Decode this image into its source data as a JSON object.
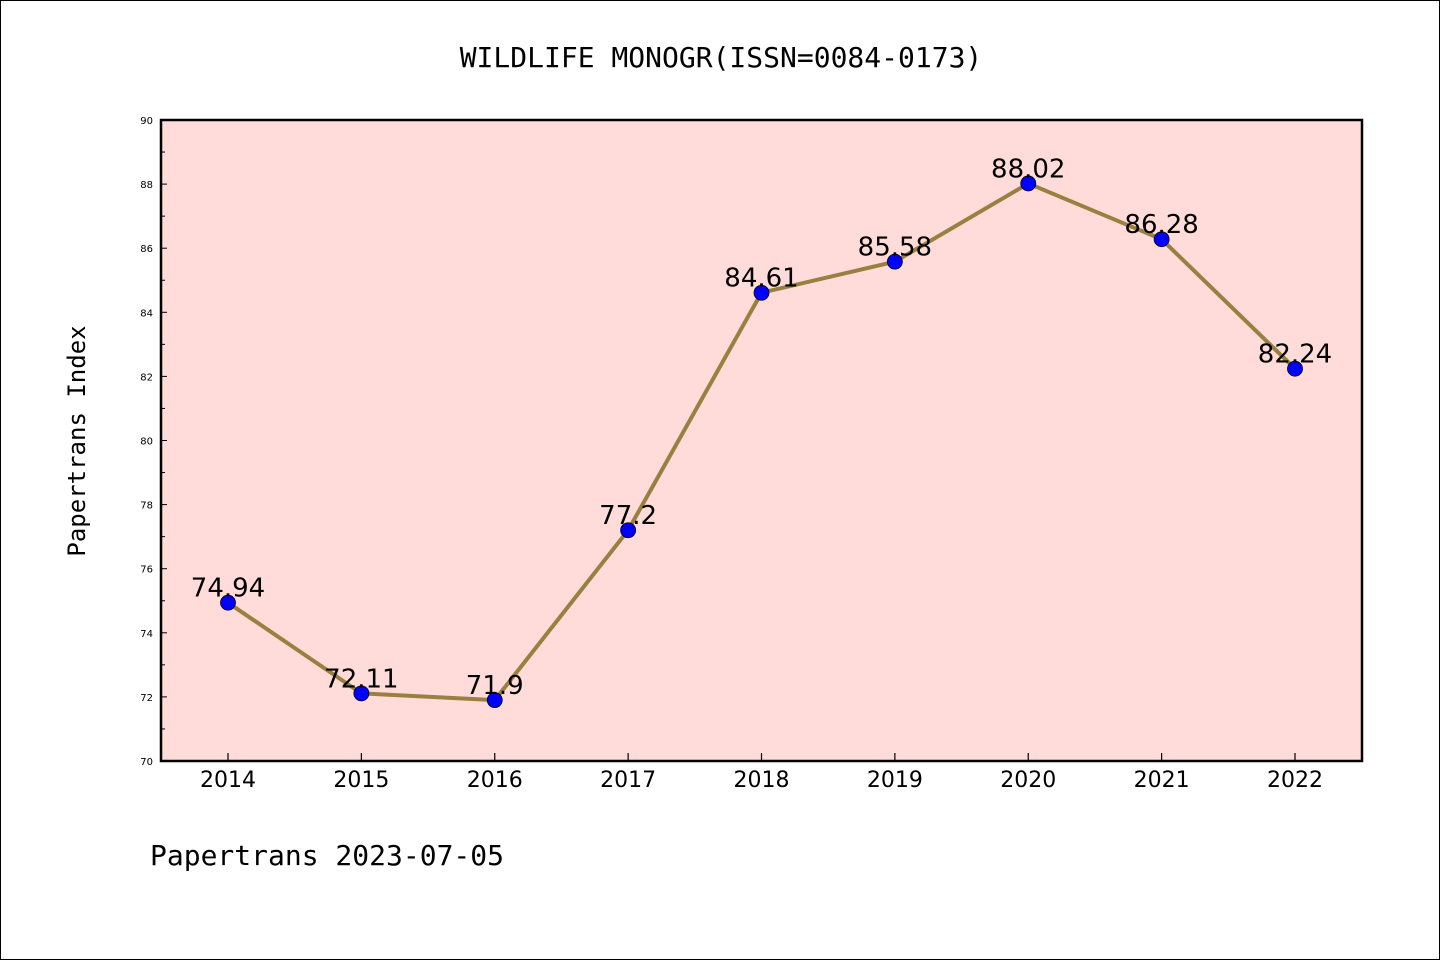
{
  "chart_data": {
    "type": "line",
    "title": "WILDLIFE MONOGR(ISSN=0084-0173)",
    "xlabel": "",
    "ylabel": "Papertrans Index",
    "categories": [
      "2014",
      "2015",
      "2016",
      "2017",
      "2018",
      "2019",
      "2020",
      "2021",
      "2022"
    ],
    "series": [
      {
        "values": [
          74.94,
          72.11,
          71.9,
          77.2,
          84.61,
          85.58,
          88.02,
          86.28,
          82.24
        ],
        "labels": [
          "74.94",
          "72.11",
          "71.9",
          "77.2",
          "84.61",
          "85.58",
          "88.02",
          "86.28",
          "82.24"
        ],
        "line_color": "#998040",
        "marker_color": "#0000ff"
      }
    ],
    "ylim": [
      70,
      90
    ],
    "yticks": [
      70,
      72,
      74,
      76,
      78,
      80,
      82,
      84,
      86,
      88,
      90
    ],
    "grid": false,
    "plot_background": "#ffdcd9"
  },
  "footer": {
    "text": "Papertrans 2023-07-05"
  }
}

_TASK OBJECTIVE_: The records above need to be restated word for word, with the pictures left out.

_ANSWER BELOW_:
Decode this image into its source data as a JSON object.
{
  "chart_data": {
    "type": "line",
    "title": "WILDLIFE MONOGR(ISSN=0084-0173)",
    "xlabel": "",
    "ylabel": "Papertrans Index",
    "categories": [
      "2014",
      "2015",
      "2016",
      "2017",
      "2018",
      "2019",
      "2020",
      "2021",
      "2022"
    ],
    "series": [
      {
        "values": [
          74.94,
          72.11,
          71.9,
          77.2,
          84.61,
          85.58,
          88.02,
          86.28,
          82.24
        ],
        "labels": [
          "74.94",
          "72.11",
          "71.9",
          "77.2",
          "84.61",
          "85.58",
          "88.02",
          "86.28",
          "82.24"
        ],
        "line_color": "#998040",
        "marker_color": "#0000ff"
      }
    ],
    "ylim": [
      70,
      90
    ],
    "yticks": [
      70,
      72,
      74,
      76,
      78,
      80,
      82,
      84,
      86,
      88,
      90
    ],
    "grid": false,
    "plot_background": "#ffdcd9"
  },
  "footer": {
    "text": "Papertrans 2023-07-05"
  }
}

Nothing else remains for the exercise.